++++ Data supplied

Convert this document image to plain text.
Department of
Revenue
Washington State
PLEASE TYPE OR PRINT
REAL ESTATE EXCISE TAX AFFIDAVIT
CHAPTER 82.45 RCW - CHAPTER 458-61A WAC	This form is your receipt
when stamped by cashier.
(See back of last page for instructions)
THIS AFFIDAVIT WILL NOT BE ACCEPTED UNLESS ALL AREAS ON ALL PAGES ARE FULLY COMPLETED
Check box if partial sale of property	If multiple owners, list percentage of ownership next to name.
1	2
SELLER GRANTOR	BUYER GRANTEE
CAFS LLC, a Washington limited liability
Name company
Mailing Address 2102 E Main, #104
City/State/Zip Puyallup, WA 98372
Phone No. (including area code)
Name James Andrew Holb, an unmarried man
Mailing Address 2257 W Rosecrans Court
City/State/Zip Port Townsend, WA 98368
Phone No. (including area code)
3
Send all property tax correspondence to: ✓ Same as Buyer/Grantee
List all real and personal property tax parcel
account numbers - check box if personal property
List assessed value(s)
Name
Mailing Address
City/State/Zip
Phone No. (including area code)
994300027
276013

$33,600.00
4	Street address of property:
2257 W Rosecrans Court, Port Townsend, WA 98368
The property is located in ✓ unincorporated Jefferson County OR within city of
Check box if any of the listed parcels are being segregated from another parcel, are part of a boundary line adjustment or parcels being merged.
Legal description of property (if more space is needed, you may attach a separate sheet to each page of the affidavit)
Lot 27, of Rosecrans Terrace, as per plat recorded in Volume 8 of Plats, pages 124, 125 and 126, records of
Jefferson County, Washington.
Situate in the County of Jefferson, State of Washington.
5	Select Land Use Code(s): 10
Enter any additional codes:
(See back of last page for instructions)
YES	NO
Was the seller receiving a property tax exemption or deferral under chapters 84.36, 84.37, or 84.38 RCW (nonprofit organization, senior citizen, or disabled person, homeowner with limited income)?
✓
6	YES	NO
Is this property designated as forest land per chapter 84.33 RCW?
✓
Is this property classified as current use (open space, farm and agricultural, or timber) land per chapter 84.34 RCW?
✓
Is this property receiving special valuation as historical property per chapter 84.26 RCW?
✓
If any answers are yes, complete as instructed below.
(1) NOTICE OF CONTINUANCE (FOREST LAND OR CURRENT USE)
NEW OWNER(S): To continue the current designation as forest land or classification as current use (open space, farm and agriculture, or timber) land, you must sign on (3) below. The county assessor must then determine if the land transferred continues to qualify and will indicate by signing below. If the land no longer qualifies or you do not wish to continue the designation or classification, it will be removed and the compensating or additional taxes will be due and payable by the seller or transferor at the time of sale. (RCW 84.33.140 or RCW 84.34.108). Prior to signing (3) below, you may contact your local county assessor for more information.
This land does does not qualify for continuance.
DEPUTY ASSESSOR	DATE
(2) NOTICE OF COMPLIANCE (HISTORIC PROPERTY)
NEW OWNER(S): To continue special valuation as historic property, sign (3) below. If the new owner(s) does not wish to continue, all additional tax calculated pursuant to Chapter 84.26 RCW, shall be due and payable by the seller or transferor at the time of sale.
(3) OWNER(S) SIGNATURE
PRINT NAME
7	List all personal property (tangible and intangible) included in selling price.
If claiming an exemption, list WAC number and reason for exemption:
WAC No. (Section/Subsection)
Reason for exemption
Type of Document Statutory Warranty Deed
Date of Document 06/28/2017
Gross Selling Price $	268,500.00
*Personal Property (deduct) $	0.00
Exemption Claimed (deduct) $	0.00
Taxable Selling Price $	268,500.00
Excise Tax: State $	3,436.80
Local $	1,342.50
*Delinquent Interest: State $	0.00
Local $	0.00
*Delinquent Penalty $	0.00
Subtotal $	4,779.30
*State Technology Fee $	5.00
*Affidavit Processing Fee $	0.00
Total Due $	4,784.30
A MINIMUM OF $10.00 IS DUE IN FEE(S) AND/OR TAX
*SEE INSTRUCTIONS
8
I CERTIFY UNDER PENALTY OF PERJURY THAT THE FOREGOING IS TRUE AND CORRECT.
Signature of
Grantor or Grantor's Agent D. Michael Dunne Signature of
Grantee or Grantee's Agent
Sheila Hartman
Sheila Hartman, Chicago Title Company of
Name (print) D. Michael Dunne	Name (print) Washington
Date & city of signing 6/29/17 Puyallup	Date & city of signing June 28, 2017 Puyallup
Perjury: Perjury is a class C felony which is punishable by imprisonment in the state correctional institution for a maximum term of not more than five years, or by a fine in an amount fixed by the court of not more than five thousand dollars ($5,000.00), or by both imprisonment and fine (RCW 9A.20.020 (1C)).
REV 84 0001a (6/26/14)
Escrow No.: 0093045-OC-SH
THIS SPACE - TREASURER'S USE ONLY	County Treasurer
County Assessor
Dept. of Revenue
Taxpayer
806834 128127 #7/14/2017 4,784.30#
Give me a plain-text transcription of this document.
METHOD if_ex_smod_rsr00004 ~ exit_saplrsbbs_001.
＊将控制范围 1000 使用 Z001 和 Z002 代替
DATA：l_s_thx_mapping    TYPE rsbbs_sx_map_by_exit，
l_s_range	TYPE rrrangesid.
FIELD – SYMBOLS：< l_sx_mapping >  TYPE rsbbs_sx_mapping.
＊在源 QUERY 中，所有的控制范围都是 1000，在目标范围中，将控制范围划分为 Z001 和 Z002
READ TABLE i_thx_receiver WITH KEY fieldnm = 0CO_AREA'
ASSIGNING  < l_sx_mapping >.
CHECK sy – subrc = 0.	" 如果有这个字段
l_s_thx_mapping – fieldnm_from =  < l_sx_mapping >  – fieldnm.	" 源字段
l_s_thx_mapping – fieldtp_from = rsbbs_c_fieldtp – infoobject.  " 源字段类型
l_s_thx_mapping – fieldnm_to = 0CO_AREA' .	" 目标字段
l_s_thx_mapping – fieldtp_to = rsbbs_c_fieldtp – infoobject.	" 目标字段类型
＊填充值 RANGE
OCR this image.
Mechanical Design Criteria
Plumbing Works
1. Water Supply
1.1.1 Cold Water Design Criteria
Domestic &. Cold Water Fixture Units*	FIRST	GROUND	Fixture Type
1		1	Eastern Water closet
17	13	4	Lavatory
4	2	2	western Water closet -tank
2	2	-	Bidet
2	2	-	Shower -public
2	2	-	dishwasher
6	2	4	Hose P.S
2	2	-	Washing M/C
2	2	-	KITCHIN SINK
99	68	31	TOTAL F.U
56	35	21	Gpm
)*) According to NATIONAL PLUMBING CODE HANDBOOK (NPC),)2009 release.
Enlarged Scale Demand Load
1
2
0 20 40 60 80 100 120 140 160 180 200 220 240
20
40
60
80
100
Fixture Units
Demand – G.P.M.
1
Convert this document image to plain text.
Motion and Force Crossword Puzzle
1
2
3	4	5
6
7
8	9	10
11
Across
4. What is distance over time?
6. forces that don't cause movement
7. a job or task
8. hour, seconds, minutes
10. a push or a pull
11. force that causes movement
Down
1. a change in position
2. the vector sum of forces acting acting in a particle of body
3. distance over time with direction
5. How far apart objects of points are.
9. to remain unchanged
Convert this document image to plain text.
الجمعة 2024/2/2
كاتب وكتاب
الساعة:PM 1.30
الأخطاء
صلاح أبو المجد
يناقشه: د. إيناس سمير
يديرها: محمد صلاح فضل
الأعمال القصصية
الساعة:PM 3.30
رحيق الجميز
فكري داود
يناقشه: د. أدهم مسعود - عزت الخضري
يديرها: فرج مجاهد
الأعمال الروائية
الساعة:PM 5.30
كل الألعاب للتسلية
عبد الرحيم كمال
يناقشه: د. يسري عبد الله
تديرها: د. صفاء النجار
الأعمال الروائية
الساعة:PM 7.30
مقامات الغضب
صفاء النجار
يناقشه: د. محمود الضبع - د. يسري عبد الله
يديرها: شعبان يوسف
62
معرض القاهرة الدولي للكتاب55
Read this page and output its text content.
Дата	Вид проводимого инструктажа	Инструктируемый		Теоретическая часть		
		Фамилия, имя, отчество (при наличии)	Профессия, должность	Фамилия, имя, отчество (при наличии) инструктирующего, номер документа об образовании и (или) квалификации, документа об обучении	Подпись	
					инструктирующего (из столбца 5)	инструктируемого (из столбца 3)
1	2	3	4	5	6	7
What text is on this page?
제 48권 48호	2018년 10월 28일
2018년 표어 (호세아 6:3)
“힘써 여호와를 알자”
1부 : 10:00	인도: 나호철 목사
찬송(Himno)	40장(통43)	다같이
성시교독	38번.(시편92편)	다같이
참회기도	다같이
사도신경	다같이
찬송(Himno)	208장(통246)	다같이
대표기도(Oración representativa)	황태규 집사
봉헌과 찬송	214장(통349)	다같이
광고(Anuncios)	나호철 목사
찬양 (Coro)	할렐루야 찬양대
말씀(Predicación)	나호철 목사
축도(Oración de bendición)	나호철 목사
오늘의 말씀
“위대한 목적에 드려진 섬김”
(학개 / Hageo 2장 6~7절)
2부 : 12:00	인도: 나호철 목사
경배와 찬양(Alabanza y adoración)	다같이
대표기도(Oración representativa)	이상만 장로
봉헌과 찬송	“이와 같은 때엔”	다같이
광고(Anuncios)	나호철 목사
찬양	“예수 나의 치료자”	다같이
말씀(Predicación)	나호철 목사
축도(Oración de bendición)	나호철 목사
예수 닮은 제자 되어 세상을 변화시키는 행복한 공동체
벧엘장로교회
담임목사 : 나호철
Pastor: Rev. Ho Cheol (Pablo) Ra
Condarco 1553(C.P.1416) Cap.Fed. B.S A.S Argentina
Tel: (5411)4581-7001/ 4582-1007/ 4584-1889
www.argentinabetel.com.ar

++++++++

* [Given problem] Collect the lines that hold "الساعة".

* [Correct output]
الساعة:PM 1.30
الساعة:PM 3.30
الساعة:PM 5.30
الساعة:PM 7.30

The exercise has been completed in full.